• [Problem to solve] Look through the lines below and extract any with the word "quinque".

==== Given data ====

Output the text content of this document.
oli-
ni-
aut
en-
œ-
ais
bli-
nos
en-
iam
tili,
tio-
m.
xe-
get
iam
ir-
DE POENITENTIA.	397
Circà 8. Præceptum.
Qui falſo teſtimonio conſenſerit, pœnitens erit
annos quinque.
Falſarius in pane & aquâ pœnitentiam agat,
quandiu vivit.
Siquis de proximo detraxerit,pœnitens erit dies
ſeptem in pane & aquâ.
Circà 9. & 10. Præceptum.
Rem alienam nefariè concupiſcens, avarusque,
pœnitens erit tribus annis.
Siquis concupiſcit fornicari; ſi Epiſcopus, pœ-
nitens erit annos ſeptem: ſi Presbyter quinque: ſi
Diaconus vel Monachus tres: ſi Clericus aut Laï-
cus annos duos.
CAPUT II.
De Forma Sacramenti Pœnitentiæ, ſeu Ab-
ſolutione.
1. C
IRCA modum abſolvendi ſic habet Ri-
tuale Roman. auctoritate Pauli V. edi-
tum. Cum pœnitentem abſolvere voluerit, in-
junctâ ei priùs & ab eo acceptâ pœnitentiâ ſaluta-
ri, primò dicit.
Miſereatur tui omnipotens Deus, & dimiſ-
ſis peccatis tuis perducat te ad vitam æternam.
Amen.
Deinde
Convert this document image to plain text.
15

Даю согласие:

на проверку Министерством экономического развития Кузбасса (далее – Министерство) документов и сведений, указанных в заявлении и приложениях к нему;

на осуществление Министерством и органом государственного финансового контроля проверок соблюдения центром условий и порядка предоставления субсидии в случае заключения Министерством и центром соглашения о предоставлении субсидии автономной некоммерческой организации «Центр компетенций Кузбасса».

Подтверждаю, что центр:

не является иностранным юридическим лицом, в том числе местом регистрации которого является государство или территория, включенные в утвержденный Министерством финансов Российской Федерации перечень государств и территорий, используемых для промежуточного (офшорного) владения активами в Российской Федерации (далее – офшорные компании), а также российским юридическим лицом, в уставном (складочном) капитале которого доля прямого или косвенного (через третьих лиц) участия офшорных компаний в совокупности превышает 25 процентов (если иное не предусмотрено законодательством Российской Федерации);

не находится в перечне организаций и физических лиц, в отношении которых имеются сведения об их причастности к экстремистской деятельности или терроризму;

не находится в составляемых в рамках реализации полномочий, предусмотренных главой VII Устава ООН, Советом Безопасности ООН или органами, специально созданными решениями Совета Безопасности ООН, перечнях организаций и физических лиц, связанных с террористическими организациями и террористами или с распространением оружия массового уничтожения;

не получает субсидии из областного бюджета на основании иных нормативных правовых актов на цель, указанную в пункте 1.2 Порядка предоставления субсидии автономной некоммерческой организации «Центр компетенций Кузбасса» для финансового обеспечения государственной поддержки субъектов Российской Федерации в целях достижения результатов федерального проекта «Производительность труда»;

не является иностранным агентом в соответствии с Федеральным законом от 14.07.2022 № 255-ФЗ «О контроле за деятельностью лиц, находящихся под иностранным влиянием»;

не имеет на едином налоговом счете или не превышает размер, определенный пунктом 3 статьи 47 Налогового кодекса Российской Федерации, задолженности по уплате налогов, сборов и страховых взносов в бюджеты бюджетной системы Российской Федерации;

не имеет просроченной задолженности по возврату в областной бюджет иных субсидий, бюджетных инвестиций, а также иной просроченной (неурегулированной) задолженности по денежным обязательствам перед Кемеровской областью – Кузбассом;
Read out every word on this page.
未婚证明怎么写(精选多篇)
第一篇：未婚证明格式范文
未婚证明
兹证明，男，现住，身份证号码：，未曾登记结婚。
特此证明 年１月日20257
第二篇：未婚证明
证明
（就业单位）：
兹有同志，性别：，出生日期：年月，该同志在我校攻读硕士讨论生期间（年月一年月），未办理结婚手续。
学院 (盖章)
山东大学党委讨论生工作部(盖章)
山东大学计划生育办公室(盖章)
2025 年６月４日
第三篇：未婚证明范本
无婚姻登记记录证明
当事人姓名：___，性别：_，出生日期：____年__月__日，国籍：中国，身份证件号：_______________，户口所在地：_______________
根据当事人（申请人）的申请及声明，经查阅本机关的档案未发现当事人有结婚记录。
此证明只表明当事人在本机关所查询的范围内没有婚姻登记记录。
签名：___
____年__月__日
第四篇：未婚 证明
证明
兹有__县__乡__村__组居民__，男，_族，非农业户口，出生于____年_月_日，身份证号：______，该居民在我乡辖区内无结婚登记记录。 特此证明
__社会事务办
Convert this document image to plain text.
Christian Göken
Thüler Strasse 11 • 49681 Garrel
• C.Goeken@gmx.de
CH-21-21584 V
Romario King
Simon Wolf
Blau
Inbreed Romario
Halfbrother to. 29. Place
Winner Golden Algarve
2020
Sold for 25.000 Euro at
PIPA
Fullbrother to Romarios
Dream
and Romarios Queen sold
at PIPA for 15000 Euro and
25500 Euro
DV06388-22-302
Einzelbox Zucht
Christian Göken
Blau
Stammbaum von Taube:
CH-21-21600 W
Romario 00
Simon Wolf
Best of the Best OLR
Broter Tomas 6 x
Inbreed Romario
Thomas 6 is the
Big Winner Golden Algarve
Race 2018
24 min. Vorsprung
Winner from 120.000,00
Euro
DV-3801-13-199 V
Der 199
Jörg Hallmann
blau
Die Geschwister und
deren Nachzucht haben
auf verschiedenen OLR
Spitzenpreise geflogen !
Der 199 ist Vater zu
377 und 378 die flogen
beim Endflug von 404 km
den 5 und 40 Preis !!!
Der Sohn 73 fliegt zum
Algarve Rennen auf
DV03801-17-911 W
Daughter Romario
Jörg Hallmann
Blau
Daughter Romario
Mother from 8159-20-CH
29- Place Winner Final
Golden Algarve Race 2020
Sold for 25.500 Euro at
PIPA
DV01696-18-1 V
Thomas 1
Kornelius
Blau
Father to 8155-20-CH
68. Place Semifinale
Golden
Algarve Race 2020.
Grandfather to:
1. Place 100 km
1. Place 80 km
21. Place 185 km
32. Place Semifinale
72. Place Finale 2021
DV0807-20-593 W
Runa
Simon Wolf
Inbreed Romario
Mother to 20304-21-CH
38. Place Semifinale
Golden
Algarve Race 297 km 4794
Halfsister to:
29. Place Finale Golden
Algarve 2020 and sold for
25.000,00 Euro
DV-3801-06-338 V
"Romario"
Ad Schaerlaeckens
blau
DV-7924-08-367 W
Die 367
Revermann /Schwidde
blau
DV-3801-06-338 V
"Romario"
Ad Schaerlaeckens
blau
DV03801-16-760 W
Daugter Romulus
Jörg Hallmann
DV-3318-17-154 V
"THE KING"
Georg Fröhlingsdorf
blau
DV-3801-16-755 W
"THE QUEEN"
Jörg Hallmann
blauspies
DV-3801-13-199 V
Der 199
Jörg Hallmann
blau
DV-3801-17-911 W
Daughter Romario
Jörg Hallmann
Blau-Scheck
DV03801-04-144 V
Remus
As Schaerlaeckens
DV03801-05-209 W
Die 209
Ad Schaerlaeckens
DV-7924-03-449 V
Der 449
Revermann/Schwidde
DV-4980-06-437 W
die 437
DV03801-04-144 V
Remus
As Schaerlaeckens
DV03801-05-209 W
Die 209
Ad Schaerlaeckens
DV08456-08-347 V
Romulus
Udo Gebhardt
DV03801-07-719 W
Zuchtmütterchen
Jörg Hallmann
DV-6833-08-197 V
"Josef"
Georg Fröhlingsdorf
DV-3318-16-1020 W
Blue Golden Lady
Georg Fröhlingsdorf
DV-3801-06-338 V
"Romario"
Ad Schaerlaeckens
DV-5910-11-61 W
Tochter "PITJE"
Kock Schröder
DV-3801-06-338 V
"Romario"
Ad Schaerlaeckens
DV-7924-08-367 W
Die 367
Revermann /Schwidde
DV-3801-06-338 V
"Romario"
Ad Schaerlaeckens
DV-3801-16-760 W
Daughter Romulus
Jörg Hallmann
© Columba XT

====

• [Reply]
annos quinque.
nitens erit annos ſeptem: ſi Presbyter quinque: ſi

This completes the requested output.